**PROVIDED RECORDS**.
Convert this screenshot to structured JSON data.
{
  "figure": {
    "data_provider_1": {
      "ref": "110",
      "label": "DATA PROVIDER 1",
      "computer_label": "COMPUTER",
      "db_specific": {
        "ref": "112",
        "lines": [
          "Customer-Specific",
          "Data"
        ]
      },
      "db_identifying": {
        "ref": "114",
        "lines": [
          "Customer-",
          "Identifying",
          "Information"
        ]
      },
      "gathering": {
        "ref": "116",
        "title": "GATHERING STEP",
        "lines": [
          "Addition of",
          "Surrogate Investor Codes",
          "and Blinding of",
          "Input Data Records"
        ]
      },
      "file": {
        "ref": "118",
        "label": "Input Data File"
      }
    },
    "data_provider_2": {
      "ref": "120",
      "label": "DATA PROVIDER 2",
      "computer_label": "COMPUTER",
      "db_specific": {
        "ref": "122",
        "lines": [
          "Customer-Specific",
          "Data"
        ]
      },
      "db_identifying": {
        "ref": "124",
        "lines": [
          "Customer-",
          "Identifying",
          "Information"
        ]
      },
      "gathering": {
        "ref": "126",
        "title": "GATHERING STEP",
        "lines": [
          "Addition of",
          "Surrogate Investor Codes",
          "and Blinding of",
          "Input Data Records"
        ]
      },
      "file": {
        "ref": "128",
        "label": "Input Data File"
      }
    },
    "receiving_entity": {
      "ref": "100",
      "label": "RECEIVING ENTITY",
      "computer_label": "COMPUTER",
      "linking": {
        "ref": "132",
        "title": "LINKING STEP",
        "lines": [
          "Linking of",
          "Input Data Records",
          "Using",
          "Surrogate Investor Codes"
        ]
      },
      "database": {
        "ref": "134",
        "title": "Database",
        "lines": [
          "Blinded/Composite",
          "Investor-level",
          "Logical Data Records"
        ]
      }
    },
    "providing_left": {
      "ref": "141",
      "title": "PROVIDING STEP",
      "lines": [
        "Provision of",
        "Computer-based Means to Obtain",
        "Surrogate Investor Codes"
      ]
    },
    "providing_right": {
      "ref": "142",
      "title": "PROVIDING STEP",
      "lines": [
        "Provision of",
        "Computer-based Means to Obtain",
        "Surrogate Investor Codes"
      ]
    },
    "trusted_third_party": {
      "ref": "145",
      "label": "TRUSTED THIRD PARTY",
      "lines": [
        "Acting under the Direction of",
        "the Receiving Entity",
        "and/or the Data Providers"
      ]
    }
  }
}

**GIVEN TASK**. Retype every record above exactly as written.

**SOLUTION TO THIS TASK**.
Convert this screenshot to structured JSON data.
{
  "figure": {
    "data_provider_1": {
      "ref": "110",
      "label": "DATA PROVIDER 1",
      "computer_label": "COMPUTER",
      "db_specific": {
        "ref": "112",
        "lines": [
          "Customer-Specific",
          "Data"
        ]
      },
      "db_identifying": {
        "ref": "114",
        "lines": [
          "Customer-",
          "Identifying",
          "Information"
        ]
      },
      "gathering": {
        "ref": "116",
        "title": "GATHERING STEP",
        "lines": [
          "Addition of",
          "Surrogate Investor Codes",
          "and Blinding of",
          "Input Data Records"
        ]
      },
      "file": {
        "ref": "118",
        "label": "Input Data File"
      }
    },
    "data_provider_2": {
      "ref": "120",
      "label": "DATA PROVIDER 2",
      "computer_label": "COMPUTER",
      "db_specific": {
        "ref": "122",
        "lines": [
          "Customer-Specific",
          "Data"
        ]
      },
      "db_identifying": {
        "ref": "124",
        "lines": [
          "Customer-",
          "Identifying",
          "Information"
        ]
      },
      "gathering": {
        "ref": "126",
        "title": "GATHERING STEP",
        "lines": [
          "Addition of",
          "Surrogate Investor Codes",
          "and Blinding of",
          "Input Data Records"
        ]
      },
      "file": {
        "ref": "128",
        "label": "Input Data File"
      }
    },
    "receiving_entity": {
      "ref": "100",
      "label": "RECEIVING ENTITY",
      "computer_label": "COMPUTER",
      "linking": {
        "ref": "132",
        "title": "LINKING STEP",
        "lines": [
          "Linking of",
          "Input Data Records",
          "Using",
          "Surrogate Investor Codes"
        ]
      },
      "database": {
        "ref": "134",
        "title": "Database",
        "lines": [
          "Blinded/Composite",
          "Investor-level",
          "Logical Data Records"
        ]
      }
    },
    "providing_left": {
      "ref": "141",
      "title": "PROVIDING STEP",
      "lines": [
        "Provision of",
        "Computer-based Means to Obtain",
        "Surrogate Investor Codes"
      ]
    },
    "providing_right": {
      "ref": "142",
      "title": "PROVIDING STEP",
      "lines": [
        "Provision of",
        "Computer-based Means to Obtain",
        "Surrogate Investor Codes"
      ]
    },
    "trusted_third_party": {
      "ref": "145",
      "label": "TRUSTED THIRD PARTY",
      "lines": [
        "Acting under the Direction of",
        "the Receiving Entity",
        "and/or the Data Providers"
      ]
    }
  }
}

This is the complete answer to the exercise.